- What this task involves -
Tally up how many lines in the listing below contain the string "xlabel", and give only the total.

** start **

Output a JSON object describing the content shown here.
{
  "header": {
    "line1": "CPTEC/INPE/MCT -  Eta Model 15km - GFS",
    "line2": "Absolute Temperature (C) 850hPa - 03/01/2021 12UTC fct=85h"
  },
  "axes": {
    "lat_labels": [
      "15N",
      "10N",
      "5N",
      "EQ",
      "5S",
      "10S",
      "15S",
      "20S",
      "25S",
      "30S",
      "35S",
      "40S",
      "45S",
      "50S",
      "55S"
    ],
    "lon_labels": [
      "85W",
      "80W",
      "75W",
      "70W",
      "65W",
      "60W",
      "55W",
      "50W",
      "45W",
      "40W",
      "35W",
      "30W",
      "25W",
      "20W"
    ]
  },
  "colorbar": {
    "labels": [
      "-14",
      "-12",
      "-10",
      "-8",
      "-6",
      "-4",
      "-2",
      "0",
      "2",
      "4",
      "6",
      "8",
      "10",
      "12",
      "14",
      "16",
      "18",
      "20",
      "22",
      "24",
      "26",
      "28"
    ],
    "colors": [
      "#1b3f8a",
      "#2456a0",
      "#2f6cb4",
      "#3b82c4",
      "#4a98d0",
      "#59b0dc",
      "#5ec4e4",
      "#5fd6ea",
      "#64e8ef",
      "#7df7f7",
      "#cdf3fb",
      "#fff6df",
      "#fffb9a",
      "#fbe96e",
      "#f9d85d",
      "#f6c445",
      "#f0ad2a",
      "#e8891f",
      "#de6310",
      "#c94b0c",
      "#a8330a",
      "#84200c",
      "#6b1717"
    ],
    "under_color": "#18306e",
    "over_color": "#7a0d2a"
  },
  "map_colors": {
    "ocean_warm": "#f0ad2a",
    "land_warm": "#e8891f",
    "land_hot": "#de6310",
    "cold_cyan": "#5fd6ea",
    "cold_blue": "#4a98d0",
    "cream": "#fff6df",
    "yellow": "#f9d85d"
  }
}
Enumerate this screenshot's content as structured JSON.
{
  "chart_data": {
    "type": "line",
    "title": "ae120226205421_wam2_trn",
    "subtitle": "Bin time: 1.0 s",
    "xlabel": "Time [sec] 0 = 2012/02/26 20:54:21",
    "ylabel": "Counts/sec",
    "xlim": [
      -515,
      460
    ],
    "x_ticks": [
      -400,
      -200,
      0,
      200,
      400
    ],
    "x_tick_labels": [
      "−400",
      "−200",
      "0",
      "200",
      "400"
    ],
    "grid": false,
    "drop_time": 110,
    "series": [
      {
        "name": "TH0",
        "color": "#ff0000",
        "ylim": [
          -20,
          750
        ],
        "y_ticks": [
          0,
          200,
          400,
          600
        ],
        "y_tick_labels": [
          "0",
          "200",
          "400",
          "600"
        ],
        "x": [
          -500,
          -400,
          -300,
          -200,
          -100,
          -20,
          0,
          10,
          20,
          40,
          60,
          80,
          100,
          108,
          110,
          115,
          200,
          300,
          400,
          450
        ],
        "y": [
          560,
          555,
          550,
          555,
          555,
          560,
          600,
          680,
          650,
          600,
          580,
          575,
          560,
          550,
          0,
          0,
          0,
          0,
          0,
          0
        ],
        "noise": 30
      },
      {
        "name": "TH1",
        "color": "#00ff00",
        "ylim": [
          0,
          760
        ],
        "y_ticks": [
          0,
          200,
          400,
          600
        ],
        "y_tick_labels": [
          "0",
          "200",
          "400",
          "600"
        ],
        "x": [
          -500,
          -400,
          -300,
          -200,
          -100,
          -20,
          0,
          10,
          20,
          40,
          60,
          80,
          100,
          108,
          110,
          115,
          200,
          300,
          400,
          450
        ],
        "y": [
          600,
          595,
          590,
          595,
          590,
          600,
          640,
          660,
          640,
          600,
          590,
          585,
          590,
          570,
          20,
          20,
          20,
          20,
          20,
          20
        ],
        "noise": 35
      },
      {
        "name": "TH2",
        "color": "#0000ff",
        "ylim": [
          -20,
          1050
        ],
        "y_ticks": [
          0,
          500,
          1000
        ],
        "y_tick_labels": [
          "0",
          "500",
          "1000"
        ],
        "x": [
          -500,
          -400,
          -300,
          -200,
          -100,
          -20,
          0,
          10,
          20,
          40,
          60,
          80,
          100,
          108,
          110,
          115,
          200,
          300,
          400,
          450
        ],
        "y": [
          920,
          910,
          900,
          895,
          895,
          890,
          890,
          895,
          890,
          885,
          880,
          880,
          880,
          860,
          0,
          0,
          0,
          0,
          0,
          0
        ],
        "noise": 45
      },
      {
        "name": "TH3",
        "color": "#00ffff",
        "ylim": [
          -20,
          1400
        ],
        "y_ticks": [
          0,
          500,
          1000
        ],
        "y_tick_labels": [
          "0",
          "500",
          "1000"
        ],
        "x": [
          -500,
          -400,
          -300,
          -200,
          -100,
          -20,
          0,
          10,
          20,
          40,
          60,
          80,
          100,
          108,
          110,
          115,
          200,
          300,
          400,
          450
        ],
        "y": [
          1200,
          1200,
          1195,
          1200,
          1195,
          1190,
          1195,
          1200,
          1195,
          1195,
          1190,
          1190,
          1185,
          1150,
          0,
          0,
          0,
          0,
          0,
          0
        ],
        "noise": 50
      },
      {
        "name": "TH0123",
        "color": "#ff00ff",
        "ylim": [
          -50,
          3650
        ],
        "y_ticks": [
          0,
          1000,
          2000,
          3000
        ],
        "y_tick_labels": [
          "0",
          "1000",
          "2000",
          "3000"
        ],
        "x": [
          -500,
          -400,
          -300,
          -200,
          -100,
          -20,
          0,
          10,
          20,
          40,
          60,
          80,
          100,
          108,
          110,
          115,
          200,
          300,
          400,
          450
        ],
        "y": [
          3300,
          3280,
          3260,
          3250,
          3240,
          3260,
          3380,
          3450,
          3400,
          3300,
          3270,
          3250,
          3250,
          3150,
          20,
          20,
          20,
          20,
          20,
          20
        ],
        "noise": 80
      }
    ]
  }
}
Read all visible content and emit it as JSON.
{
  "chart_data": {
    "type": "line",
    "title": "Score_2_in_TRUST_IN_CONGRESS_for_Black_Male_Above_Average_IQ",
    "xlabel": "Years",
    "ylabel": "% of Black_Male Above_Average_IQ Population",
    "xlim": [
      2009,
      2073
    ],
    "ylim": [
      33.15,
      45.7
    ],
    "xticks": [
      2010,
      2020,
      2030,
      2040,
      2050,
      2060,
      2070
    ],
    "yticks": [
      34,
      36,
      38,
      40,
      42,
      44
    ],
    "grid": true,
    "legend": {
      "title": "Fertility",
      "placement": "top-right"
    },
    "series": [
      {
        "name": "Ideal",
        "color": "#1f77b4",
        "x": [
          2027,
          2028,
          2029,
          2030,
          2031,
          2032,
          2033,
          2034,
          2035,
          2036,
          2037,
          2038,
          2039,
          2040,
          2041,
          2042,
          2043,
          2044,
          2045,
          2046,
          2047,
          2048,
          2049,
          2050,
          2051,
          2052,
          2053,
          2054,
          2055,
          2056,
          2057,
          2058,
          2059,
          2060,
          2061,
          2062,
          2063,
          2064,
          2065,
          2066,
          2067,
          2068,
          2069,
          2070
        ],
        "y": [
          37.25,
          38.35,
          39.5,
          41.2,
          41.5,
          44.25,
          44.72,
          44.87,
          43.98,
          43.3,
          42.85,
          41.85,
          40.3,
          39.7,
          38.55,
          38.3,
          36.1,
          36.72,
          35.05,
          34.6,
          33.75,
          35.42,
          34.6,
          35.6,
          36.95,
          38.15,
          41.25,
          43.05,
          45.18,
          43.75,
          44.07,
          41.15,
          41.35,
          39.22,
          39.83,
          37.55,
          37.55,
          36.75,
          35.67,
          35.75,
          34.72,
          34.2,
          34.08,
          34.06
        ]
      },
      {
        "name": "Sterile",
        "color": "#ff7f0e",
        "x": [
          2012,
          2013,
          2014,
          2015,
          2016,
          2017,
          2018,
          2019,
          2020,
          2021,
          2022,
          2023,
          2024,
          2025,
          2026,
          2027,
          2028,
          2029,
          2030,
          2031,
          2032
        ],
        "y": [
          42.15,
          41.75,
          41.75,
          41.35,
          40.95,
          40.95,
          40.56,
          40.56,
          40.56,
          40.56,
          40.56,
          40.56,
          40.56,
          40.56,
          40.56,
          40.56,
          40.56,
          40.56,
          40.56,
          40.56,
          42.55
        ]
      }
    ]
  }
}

** end **

- Solution to this problem -
2